Given exercise:
Nothing but the line with "Read this page and output its text content." and the lines after it, through the end of the records below, is to be repeated, exactly as it is.
#### Data records ####
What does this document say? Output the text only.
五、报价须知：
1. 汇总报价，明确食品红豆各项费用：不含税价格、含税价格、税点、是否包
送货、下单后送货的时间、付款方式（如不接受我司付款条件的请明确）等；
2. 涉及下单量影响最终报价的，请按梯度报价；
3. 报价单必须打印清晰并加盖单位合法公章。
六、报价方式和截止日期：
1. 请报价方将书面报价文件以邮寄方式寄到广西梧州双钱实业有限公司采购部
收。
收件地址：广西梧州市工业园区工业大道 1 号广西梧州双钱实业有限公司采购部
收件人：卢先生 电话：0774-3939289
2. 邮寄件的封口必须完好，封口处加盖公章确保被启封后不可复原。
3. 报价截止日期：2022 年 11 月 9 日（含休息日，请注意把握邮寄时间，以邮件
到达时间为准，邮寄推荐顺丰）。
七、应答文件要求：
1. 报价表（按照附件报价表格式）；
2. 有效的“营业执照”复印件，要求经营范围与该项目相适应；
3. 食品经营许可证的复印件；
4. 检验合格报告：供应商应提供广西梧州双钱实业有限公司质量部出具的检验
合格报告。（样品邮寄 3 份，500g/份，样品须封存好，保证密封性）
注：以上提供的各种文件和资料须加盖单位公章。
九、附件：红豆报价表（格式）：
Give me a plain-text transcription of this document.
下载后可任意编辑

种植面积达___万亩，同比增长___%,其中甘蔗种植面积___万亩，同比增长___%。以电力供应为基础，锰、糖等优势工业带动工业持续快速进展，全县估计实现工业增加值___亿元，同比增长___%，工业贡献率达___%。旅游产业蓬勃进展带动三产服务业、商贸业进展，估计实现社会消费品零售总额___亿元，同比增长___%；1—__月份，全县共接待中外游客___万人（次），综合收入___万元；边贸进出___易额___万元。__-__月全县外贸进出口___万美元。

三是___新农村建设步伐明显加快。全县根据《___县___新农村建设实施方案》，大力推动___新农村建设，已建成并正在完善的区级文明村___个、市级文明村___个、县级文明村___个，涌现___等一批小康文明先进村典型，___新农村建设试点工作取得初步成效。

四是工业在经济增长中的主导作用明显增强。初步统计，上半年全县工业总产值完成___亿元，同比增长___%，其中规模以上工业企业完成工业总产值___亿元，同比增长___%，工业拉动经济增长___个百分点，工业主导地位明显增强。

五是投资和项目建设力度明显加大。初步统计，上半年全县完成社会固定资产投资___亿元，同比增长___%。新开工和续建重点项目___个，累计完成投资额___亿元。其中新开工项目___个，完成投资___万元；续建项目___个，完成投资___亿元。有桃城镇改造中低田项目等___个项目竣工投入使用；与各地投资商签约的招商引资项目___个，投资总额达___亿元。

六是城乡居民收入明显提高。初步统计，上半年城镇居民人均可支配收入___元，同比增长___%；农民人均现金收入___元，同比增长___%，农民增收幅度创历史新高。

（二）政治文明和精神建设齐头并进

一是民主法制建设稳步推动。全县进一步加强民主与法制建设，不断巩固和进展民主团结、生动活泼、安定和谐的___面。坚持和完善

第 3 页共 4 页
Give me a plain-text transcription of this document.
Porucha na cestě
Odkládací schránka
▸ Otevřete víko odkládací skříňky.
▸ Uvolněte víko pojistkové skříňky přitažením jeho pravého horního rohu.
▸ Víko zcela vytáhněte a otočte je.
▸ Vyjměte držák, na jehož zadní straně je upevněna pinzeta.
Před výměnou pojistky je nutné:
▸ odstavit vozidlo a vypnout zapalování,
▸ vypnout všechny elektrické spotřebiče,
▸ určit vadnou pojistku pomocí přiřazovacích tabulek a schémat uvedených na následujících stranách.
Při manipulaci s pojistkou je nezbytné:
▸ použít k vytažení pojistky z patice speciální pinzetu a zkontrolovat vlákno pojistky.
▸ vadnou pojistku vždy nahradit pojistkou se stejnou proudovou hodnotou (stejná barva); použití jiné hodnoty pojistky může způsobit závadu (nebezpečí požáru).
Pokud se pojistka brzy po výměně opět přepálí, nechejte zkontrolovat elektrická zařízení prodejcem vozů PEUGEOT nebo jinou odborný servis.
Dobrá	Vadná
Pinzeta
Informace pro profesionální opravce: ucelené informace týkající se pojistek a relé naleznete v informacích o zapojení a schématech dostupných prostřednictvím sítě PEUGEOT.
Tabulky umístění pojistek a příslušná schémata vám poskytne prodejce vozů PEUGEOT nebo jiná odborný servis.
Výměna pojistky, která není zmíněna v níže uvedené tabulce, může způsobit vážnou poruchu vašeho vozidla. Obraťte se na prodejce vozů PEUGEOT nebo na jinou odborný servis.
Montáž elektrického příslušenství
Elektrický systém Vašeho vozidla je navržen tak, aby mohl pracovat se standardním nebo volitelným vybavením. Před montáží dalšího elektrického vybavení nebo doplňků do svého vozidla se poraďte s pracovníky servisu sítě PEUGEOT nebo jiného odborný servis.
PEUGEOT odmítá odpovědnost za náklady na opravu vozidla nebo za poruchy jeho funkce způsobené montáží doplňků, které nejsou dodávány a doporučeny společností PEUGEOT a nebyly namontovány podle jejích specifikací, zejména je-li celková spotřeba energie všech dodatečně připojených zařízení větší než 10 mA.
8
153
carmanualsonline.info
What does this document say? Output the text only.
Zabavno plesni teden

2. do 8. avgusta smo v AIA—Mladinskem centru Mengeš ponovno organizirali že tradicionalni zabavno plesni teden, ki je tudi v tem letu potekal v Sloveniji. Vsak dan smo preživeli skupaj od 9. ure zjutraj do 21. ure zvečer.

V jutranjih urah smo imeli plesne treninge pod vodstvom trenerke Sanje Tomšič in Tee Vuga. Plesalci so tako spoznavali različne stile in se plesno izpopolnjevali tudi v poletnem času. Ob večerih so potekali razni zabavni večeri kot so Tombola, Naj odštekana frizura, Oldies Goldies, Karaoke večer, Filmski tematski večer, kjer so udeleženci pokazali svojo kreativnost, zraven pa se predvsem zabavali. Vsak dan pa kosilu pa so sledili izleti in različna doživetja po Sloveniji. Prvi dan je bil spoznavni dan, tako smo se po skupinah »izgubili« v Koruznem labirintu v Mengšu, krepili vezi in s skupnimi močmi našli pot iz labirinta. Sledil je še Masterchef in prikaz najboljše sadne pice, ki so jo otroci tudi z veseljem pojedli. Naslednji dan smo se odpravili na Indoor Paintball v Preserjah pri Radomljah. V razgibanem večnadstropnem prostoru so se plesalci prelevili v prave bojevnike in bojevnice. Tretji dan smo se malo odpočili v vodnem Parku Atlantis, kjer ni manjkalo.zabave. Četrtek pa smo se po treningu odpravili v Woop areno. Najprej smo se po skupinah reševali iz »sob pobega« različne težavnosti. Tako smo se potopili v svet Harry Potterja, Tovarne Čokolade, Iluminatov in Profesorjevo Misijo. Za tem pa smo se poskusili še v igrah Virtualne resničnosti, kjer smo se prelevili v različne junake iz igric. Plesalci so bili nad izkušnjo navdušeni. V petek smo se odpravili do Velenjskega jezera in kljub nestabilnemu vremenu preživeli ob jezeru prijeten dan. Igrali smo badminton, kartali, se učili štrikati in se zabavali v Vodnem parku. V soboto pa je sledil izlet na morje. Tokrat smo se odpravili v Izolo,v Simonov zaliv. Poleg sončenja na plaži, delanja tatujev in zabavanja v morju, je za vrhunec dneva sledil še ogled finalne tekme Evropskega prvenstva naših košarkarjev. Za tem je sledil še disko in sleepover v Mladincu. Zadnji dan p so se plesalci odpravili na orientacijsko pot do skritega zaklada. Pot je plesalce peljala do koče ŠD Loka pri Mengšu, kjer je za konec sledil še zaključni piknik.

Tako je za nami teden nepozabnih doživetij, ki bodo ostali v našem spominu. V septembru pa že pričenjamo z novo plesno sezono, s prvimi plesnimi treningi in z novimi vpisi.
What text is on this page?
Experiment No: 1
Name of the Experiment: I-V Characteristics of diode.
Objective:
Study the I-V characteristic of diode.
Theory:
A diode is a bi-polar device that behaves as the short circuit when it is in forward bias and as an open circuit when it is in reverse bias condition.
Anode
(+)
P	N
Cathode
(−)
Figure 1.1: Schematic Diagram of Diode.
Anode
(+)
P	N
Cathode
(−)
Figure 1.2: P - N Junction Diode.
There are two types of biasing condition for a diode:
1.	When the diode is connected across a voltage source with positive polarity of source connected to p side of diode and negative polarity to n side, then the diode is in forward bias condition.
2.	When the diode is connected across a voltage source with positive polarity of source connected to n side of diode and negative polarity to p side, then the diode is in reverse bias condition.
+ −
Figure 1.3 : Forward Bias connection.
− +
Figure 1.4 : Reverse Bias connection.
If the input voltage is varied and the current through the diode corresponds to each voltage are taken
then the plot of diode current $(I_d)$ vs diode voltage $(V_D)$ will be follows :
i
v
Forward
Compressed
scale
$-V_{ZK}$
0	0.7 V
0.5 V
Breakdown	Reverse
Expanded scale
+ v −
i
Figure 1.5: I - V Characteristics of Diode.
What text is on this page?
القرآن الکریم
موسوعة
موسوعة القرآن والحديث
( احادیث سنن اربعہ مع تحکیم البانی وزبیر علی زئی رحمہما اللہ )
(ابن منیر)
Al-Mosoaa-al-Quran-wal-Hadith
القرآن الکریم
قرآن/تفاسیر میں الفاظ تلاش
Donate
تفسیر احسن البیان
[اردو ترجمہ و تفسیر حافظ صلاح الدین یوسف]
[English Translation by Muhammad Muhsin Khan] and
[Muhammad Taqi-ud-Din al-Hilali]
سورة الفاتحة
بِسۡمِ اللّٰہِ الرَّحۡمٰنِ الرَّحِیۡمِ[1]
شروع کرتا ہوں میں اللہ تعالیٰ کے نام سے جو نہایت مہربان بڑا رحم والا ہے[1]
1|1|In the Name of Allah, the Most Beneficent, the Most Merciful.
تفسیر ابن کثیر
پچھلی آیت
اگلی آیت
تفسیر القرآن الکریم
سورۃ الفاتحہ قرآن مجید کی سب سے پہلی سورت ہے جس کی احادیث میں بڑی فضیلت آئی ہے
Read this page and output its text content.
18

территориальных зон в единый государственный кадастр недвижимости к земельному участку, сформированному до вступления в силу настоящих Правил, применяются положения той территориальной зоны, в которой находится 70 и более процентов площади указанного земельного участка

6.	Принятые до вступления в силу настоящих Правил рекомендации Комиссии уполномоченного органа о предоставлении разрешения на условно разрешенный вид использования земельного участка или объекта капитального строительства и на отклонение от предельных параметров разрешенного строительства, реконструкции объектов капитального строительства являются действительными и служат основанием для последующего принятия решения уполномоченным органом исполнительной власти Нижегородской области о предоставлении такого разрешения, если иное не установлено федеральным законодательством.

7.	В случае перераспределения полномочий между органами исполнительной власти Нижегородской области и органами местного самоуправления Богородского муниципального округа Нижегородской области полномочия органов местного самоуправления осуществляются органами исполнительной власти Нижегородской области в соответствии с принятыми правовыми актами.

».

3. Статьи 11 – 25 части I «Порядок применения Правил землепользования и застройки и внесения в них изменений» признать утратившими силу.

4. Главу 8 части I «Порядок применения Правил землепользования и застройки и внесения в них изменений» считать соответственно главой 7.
####
Solution to the problem:
Read this page and output its text content.
18

территориальных зон в единый государственный кадастр недвижимости к земельному участку, сформированному до вступления в силу настоящих Правил, применяются положения той территориальной зоны, в которой находится 70 и более процентов площади указанного земельного участка

6.	Принятые до вступления в силу настоящих Правил рекомендации Комиссии уполномоченного органа о предоставлении разрешения на условно разрешенный вид использования земельного участка или объекта капитального строительства и на отклонение от предельных параметров разрешенного строительства, реконструкции объектов капитального строительства являются действительными и служат основанием для последующего принятия решения уполномоченным органом исполнительной власти Нижегородской области о предоставлении такого разрешения, если иное не установлено федеральным законодательством.

7.	В случае перераспределения полномочий между органами исполнительной власти Нижегородской области и органами местного самоуправления Богородского муниципального округа Нижегородской области полномочия органов местного самоуправления осуществляются органами исполнительной власти Нижегородской области в соответствии с принятыми правовыми актами.

».

3. Статьи 11 – 25 части I «Порядок применения Правил землепользования и застройки и внесения в них изменений» признать утратившими силу.

4. Главу 8 части I «Порядок применения Правил землепользования и застройки и внесения в них изменений» считать соответственно главой 7.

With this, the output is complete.